Source records:
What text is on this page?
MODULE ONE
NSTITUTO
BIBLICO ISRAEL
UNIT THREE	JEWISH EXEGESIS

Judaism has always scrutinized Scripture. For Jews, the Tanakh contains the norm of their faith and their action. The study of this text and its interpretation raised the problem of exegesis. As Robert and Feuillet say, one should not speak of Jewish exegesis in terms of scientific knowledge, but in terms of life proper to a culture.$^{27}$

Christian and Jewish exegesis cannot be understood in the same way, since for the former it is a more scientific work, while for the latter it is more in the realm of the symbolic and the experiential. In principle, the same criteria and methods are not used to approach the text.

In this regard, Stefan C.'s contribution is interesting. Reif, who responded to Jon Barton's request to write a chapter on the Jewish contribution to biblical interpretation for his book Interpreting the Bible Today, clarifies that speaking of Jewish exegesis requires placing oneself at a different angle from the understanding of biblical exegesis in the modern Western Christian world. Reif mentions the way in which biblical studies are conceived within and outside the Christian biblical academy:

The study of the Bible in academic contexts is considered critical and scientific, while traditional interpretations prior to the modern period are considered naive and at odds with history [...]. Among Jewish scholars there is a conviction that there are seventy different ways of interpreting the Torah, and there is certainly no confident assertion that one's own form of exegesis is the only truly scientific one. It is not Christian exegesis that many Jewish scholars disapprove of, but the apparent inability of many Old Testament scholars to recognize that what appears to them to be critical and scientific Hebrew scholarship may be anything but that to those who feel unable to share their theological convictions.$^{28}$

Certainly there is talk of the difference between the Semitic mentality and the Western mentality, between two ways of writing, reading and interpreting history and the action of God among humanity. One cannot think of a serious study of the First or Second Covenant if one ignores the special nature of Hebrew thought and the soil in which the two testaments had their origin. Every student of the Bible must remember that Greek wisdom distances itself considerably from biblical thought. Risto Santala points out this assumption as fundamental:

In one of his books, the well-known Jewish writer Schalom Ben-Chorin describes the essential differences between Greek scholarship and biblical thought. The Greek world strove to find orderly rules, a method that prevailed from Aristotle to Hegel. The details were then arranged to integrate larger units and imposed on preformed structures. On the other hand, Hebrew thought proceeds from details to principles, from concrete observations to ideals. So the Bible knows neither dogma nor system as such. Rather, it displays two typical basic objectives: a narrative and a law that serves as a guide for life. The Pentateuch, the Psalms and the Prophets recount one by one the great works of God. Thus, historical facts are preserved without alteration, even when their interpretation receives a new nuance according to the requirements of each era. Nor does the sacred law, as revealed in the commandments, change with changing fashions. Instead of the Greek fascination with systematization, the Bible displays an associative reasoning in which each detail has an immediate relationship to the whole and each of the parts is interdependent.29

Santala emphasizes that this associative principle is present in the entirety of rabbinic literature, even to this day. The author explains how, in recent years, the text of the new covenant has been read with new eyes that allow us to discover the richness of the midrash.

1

What you should do: Locate the word "cannot" in the records above, and return each line that has it.

Exercise solution:
Christian and Jewish exegesis cannot be understood in the same way, since for the former it is a more scientific work, while for the latter it is more in the realm of the symbolic and the experiential. In principle, the same criteria and methods are not used to approach the text.
Certainly there is talk of the difference between the Semitic mentality and the Western mentality, between two ways of writing, reading and interpreting history and the action of God among humanity. One cannot think of a serious study of the First or Second Covenant if one ignores the special nature of Hebrew thought and the soil in which the two testaments had their origin. Every student of the Bible must remember that Greek wisdom distances itself considerably from biblical thought. Risto Santala points out this assumption as fundamental:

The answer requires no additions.